SHORT PROBLEM => Return all entries precisely as they stand, without the images.

** START DATA SUPPLIED **

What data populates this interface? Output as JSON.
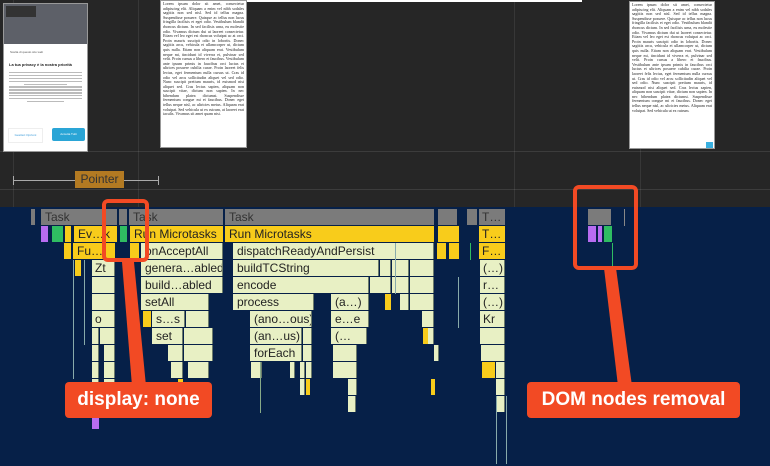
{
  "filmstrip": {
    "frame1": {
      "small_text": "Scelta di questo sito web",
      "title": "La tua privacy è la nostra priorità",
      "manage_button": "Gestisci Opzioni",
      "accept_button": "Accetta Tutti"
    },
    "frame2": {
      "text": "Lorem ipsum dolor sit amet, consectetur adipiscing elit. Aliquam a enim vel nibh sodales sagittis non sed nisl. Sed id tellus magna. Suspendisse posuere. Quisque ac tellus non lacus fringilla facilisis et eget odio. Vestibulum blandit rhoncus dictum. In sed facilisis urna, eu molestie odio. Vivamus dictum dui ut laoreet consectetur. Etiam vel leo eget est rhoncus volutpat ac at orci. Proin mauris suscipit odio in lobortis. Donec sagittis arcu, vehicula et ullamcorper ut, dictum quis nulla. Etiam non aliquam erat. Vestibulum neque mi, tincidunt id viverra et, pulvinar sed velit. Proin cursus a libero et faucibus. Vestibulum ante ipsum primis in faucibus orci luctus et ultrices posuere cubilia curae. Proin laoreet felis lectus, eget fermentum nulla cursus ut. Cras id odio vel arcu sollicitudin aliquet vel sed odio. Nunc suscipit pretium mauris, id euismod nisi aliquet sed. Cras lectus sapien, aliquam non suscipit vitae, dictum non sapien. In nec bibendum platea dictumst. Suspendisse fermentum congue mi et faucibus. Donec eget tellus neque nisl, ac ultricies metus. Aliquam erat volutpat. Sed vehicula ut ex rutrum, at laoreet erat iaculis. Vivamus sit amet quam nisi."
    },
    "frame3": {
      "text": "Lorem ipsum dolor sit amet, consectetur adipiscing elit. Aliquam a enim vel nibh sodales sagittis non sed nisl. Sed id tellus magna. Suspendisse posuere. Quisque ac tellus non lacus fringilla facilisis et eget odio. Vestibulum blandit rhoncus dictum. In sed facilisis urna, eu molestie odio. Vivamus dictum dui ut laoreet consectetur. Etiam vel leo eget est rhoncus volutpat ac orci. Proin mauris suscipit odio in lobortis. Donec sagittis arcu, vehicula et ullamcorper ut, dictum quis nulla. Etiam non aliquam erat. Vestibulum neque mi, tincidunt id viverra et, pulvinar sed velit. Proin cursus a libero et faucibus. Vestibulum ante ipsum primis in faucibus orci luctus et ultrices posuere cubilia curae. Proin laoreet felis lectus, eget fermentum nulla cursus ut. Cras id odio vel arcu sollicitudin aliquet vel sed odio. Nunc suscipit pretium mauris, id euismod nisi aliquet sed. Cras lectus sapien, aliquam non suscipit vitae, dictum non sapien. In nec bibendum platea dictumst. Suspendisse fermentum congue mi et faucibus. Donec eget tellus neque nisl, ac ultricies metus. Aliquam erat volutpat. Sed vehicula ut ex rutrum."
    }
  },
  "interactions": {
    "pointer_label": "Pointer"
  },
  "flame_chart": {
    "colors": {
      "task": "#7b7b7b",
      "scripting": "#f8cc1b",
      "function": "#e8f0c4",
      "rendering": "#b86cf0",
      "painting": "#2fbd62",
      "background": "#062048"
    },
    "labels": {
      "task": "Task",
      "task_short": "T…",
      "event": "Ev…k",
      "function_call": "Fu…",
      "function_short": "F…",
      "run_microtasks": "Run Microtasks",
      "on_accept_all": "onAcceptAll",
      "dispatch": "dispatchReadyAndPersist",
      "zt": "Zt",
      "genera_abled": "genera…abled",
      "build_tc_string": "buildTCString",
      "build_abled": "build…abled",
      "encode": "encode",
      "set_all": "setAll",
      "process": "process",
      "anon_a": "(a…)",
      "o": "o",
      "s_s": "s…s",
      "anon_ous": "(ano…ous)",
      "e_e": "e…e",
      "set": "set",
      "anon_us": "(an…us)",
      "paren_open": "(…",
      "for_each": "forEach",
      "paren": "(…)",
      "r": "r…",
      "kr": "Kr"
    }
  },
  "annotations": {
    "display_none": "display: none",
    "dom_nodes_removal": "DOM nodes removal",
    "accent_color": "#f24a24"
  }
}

** END DATA SUPPLIED **

FINAL RESULT =>
What data populates this interface? Output as JSON.
{
  "filmstrip": {
    "frame1": {
      "small_text": "Scelta di questo sito web",
      "title": "La tua privacy è la nostra priorità",
      "manage_button": "Gestisci Opzioni",
      "accept_button": "Accetta Tutti"
    },
    "frame2": {
      "text": "Lorem ipsum dolor sit amet, consectetur adipiscing elit. Aliquam a enim vel nibh sodales sagittis non sed nisl. Sed id tellus magna. Suspendisse posuere. Quisque ac tellus non lacus fringilla facilisis et eget odio. Vestibulum blandit rhoncus dictum. In sed facilisis urna, eu molestie odio. Vivamus dictum dui ut laoreet consectetur. Etiam vel leo eget est rhoncus volutpat ac at orci. Proin mauris suscipit odio in lobortis. Donec sagittis arcu, vehicula et ullamcorper ut, dictum quis nulla. Etiam non aliquam erat. Vestibulum neque mi, tincidunt id viverra et, pulvinar sed velit. Proin cursus a libero et faucibus. Vestibulum ante ipsum primis in faucibus orci luctus et ultrices posuere cubilia curae. Proin laoreet felis lectus, eget fermentum nulla cursus ut. Cras id odio vel arcu sollicitudin aliquet vel sed odio. Nunc suscipit pretium mauris, id euismod nisi aliquet sed. Cras lectus sapien, aliquam non suscipit vitae, dictum non sapien. In nec bibendum platea dictumst. Suspendisse fermentum congue mi et faucibus. Donec eget tellus neque nisl, ac ultricies metus. Aliquam erat volutpat. Sed vehicula ut ex rutrum, at laoreet erat iaculis. Vivamus sit amet quam nisi."
    },
    "frame3": {
      "text": "Lorem ipsum dolor sit amet, consectetur adipiscing elit. Aliquam a enim vel nibh sodales sagittis non sed nisl. Sed id tellus magna. Suspendisse posuere. Quisque ac tellus non lacus fringilla facilisis et eget odio. Vestibulum blandit rhoncus dictum. In sed facilisis urna, eu molestie odio. Vivamus dictum dui ut laoreet consectetur. Etiam vel leo eget est rhoncus volutpat ac orci. Proin mauris suscipit odio in lobortis. Donec sagittis arcu, vehicula et ullamcorper ut, dictum quis nulla. Etiam non aliquam erat. Vestibulum neque mi, tincidunt id viverra et, pulvinar sed velit. Proin cursus a libero et faucibus. Vestibulum ante ipsum primis in faucibus orci luctus et ultrices posuere cubilia curae. Proin laoreet felis lectus, eget fermentum nulla cursus ut. Cras id odio vel arcu sollicitudin aliquet vel sed odio. Nunc suscipit pretium mauris, id euismod nisi aliquet sed. Cras lectus sapien, aliquam non suscipit vitae, dictum non sapien. In nec bibendum platea dictumst. Suspendisse fermentum congue mi et faucibus. Donec eget tellus neque nisl, ac ultricies metus. Aliquam erat volutpat. Sed vehicula ut ex rutrum."
    }
  },
  "interactions": {
    "pointer_label": "Pointer"
  },
  "flame_chart": {
    "colors": {
      "task": "#7b7b7b",
      "scripting": "#f8cc1b",
      "function": "#e8f0c4",
      "rendering": "#b86cf0",
      "painting": "#2fbd62",
      "background": "#062048"
    },
    "labels": {
      "task": "Task",
      "task_short": "T…",
      "event": "Ev…k",
      "function_call": "Fu…",
      "function_short": "F…",
      "run_microtasks": "Run Microtasks",
      "on_accept_all": "onAcceptAll",
      "dispatch": "dispatchReadyAndPersist",
      "zt": "Zt",
      "genera_abled": "genera…abled",
      "build_tc_string": "buildTCString",
      "build_abled": "build…abled",
      "encode": "encode",
      "set_all": "setAll",
      "process": "process",
      "anon_a": "(a…)",
      "o": "o",
      "s_s": "s…s",
      "anon_ous": "(ano…ous)",
      "e_e": "e…e",
      "set": "set",
      "anon_us": "(an…us)",
      "paren_open": "(…",
      "for_each": "forEach",
      "paren": "(…)",
      "r": "r…",
      "kr": "Kr"
    }
  },
  "annotations": {
    "display_none": "display: none",
    "dom_nodes_removal": "DOM nodes removal",
    "accent_color": "#f24a24"
  }
}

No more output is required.